** start DATA FOR THE TASK **

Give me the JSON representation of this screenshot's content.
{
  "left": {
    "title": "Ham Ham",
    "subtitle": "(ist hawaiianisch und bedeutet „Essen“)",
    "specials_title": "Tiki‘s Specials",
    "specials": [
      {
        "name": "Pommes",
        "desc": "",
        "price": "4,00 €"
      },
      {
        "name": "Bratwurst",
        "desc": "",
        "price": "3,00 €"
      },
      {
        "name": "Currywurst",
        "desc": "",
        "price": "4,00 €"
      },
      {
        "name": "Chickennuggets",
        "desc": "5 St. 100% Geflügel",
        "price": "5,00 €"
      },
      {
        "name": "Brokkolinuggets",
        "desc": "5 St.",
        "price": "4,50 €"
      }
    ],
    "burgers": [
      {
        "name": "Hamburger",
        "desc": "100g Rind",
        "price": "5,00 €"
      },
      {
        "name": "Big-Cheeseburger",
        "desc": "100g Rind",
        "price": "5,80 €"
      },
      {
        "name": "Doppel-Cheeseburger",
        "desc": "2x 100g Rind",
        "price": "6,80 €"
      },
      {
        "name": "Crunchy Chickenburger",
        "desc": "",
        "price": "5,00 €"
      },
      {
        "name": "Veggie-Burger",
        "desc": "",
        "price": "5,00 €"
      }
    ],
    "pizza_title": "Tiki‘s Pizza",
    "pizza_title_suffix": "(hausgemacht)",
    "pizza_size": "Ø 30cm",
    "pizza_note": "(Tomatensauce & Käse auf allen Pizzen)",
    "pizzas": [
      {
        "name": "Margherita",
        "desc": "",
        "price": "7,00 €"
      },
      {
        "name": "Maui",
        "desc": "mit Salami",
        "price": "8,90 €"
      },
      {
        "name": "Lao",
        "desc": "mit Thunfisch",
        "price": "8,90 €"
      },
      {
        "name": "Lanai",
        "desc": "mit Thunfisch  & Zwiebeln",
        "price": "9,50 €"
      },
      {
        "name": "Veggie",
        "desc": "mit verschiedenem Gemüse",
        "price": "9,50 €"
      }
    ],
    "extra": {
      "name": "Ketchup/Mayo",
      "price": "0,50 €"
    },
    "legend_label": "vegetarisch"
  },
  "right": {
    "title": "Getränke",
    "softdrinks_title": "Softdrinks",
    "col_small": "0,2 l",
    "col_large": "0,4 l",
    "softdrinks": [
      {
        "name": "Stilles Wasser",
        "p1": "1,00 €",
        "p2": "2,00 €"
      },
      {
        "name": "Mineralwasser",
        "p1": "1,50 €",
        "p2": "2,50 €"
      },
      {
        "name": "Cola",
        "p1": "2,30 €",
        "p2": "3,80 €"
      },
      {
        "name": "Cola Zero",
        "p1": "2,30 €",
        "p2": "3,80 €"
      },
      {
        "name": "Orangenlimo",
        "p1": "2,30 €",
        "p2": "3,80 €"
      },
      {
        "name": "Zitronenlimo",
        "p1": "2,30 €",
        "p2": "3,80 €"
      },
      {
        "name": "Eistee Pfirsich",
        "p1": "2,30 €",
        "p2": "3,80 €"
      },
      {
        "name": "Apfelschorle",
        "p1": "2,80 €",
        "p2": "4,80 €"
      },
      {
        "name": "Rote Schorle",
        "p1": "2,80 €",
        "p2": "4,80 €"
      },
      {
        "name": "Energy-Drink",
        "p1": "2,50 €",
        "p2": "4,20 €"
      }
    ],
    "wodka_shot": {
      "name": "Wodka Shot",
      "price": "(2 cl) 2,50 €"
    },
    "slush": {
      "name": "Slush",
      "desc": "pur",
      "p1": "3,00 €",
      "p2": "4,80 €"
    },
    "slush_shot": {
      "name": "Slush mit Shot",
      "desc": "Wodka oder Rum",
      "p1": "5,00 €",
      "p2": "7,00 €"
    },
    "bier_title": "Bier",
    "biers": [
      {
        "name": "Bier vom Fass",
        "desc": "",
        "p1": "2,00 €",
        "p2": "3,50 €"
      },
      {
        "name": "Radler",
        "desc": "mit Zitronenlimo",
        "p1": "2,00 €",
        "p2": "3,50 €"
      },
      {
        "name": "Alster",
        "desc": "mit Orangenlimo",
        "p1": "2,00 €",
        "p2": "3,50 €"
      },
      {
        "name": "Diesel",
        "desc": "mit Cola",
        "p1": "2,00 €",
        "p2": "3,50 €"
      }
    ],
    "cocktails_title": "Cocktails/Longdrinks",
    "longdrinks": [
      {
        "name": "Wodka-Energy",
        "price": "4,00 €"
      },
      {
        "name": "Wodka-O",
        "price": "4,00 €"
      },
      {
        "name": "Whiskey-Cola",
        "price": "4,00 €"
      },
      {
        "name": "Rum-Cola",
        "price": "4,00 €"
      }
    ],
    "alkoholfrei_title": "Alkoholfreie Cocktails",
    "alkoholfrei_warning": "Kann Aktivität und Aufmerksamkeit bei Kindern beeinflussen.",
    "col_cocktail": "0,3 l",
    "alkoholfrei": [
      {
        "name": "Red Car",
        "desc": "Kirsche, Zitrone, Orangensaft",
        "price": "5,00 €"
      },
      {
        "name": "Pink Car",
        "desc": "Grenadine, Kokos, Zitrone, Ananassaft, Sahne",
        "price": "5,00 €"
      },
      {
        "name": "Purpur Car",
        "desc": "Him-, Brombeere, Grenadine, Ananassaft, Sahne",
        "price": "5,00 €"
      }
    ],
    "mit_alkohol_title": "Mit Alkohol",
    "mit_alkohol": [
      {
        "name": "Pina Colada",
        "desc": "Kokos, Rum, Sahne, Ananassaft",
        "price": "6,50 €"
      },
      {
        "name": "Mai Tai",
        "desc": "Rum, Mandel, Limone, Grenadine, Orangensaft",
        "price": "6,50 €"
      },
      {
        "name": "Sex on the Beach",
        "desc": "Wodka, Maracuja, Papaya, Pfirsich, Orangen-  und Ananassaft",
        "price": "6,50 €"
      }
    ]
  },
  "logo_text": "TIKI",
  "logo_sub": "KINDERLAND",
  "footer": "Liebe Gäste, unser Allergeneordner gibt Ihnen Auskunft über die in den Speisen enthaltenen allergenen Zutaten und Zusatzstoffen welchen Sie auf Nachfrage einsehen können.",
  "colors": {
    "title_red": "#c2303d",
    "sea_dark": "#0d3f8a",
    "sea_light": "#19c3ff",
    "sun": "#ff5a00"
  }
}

** end DATA FOR THE TASK **

In the entries above, locate every line with the word "Ananassaft" and copy it.

CORRECT RESULT:
        "desc": "Grenadine, Kokos, Zitrone, Ananassaft, Sahne",
        "desc": "Him-, Brombeere, Grenadine, Ananassaft, Sahne",
        "desc": "Kokos, Rum, Sahne, Ananassaft",
        "desc": "Wodka, Maracuja, Papaya, Pfirsich, Orangen-  und Ananassaft",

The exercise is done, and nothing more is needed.